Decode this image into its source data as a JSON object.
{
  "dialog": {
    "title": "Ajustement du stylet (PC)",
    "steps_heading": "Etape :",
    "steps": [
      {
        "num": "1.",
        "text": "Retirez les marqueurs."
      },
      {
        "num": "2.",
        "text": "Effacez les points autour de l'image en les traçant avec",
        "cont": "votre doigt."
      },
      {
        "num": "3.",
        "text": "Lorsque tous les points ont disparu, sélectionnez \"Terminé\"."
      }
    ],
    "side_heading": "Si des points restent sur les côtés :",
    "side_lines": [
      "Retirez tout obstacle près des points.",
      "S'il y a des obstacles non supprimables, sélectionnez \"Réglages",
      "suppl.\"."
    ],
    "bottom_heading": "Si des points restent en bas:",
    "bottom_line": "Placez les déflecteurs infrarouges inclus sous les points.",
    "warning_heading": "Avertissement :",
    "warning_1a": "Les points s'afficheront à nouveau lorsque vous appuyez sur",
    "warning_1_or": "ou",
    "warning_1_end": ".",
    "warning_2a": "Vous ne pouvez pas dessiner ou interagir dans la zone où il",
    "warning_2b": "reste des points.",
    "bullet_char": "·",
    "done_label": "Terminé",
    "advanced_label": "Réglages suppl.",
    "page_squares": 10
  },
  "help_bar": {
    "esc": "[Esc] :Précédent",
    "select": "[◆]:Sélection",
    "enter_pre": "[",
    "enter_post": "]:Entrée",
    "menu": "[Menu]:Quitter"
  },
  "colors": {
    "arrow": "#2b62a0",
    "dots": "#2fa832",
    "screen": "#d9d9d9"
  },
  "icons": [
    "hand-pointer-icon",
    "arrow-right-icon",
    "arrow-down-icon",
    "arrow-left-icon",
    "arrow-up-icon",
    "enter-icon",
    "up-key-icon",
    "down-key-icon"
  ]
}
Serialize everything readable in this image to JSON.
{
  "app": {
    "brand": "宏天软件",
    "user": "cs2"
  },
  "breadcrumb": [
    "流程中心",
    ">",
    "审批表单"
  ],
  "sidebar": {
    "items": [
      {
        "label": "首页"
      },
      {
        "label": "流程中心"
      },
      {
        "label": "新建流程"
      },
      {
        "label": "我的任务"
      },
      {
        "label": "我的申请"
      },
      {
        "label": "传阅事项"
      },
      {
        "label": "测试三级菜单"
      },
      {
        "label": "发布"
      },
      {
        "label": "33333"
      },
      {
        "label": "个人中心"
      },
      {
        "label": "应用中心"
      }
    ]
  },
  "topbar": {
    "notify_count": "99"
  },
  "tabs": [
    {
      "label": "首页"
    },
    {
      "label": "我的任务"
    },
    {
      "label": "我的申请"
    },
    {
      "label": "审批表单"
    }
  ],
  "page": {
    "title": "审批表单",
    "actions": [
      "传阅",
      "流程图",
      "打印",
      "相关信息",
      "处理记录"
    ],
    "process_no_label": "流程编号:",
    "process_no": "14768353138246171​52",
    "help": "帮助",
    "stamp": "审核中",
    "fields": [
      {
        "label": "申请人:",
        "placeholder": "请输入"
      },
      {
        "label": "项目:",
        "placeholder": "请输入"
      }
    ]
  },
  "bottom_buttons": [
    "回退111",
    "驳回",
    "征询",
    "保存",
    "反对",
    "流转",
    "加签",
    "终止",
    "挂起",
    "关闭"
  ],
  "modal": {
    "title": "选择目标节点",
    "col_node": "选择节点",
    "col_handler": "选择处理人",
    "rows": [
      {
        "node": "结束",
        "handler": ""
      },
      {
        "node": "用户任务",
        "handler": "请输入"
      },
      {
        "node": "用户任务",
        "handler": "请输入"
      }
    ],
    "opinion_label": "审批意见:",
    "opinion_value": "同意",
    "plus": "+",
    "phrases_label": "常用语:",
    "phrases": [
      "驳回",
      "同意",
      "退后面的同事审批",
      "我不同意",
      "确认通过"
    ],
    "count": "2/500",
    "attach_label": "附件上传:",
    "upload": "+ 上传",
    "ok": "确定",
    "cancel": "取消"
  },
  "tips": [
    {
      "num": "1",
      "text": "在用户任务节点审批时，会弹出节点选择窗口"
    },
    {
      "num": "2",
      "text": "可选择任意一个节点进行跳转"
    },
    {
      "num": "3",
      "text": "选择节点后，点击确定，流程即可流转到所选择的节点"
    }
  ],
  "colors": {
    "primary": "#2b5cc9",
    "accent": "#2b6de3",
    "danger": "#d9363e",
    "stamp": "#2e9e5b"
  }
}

→ **What is expected**
Extract every record and return it verbatim.

→ **Correct response**
Decode this image into its source data as a JSON object.
{
  "dialog": {
    "title": "Ajustement du stylet (PC)",
    "steps_heading": "Etape :",
    "steps": [
      {
        "num": "1.",
        "text": "Retirez les marqueurs."
      },
      {
        "num": "2.",
        "text": "Effacez les points autour de l'image en les traçant avec",
        "cont": "votre doigt."
      },
      {
        "num": "3.",
        "text": "Lorsque tous les points ont disparu, sélectionnez \"Terminé\"."
      }
    ],
    "side_heading": "Si des points restent sur les côtés :",
    "side_lines": [
      "Retirez tout obstacle près des points.",
      "S'il y a des obstacles non supprimables, sélectionnez \"Réglages",
      "suppl.\"."
    ],
    "bottom_heading": "Si des points restent en bas:",
    "bottom_line": "Placez les déflecteurs infrarouges inclus sous les points.",
    "warning_heading": "Avertissement :",
    "warning_1a": "Les points s'afficheront à nouveau lorsque vous appuyez sur",
    "warning_1_or": "ou",
    "warning_1_end": ".",
    "warning_2a": "Vous ne pouvez pas dessiner ou interagir dans la zone où il",
    "warning_2b": "reste des points.",
    "bullet_char": "·",
    "done_label": "Terminé",
    "advanced_label": "Réglages suppl.",
    "page_squares": 10
  },
  "help_bar": {
    "esc": "[Esc] :Précédent",
    "select": "[◆]:Sélection",
    "enter_pre": "[",
    "enter_post": "]:Entrée",
    "menu": "[Menu]:Quitter"
  },
  "colors": {
    "arrow": "#2b62a0",
    "dots": "#2fa832",
    "screen": "#d9d9d9"
  },
  "icons": [
    "hand-pointer-icon",
    "arrow-right-icon",
    "arrow-down-icon",
    "arrow-left-icon",
    "arrow-up-icon",
    "enter-icon",
    "up-key-icon",
    "down-key-icon"
  ]
}
Serialize everything readable in this image to JSON.
{
  "app": {
    "brand": "宏天软件",
    "user": "cs2"
  },
  "breadcrumb": [
    "流程中心",
    ">",
    "审批表单"
  ],
  "sidebar": {
    "items": [
      {
        "label": "首页"
      },
      {
        "label": "流程中心"
      },
      {
        "label": "新建流程"
      },
      {
        "label": "我的任务"
      },
      {
        "label": "我的申请"
      },
      {
        "label": "传阅事项"
      },
      {
        "label": "测试三级菜单"
      },
      {
        "label": "发布"
      },
      {
        "label": "33333"
      },
      {
        "label": "个人中心"
      },
      {
        "label": "应用中心"
      }
    ]
  },
  "topbar": {
    "notify_count": "99"
  },
  "tabs": [
    {
      "label": "首页"
    },
    {
      "label": "我的任务"
    },
    {
      "label": "我的申请"
    },
    {
      "label": "审批表单"
    }
  ],
  "page": {
    "title": "审批表单",
    "actions": [
      "传阅",
      "流程图",
      "打印",
      "相关信息",
      "处理记录"
    ],
    "process_no_label": "流程编号:",
    "process_no": "14768353138246171​52",
    "help": "帮助",
    "stamp": "审核中",
    "fields": [
      {
        "label": "申请人:",
        "placeholder": "请输入"
      },
      {
        "label": "项目:",
        "placeholder": "请输入"
      }
    ]
  },
  "bottom_buttons": [
    "回退111",
    "驳回",
    "征询",
    "保存",
    "反对",
    "流转",
    "加签",
    "终止",
    "挂起",
    "关闭"
  ],
  "modal": {
    "title": "选择目标节点",
    "col_node": "选择节点",
    "col_handler": "选择处理人",
    "rows": [
      {
        "node": "结束",
        "handler": ""
      },
      {
        "node": "用户任务",
        "handler": "请输入"
      },
      {
        "node": "用户任务",
        "handler": "请输入"
      }
    ],
    "opinion_label": "审批意见:",
    "opinion_value": "同意",
    "plus": "+",
    "phrases_label": "常用语:",
    "phrases": [
      "驳回",
      "同意",
      "退后面的同事审批",
      "我不同意",
      "确认通过"
    ],
    "count": "2/500",
    "attach_label": "附件上传:",
    "upload": "+ 上传",
    "ok": "确定",
    "cancel": "取消"
  },
  "tips": [
    {
      "num": "1",
      "text": "在用户任务节点审批时，会弹出节点选择窗口"
    },
    {
      "num": "2",
      "text": "可选择任意一个节点进行跳转"
    },
    {
      "num": "3",
      "text": "选择节点后，点击确定，流程即可流转到所选择的节点"
    }
  ],
  "colors": {
    "primary": "#2b5cc9",
    "accent": "#2b6de3",
    "danger": "#d9363e",
    "stamp": "#2e9e5b"
  }
}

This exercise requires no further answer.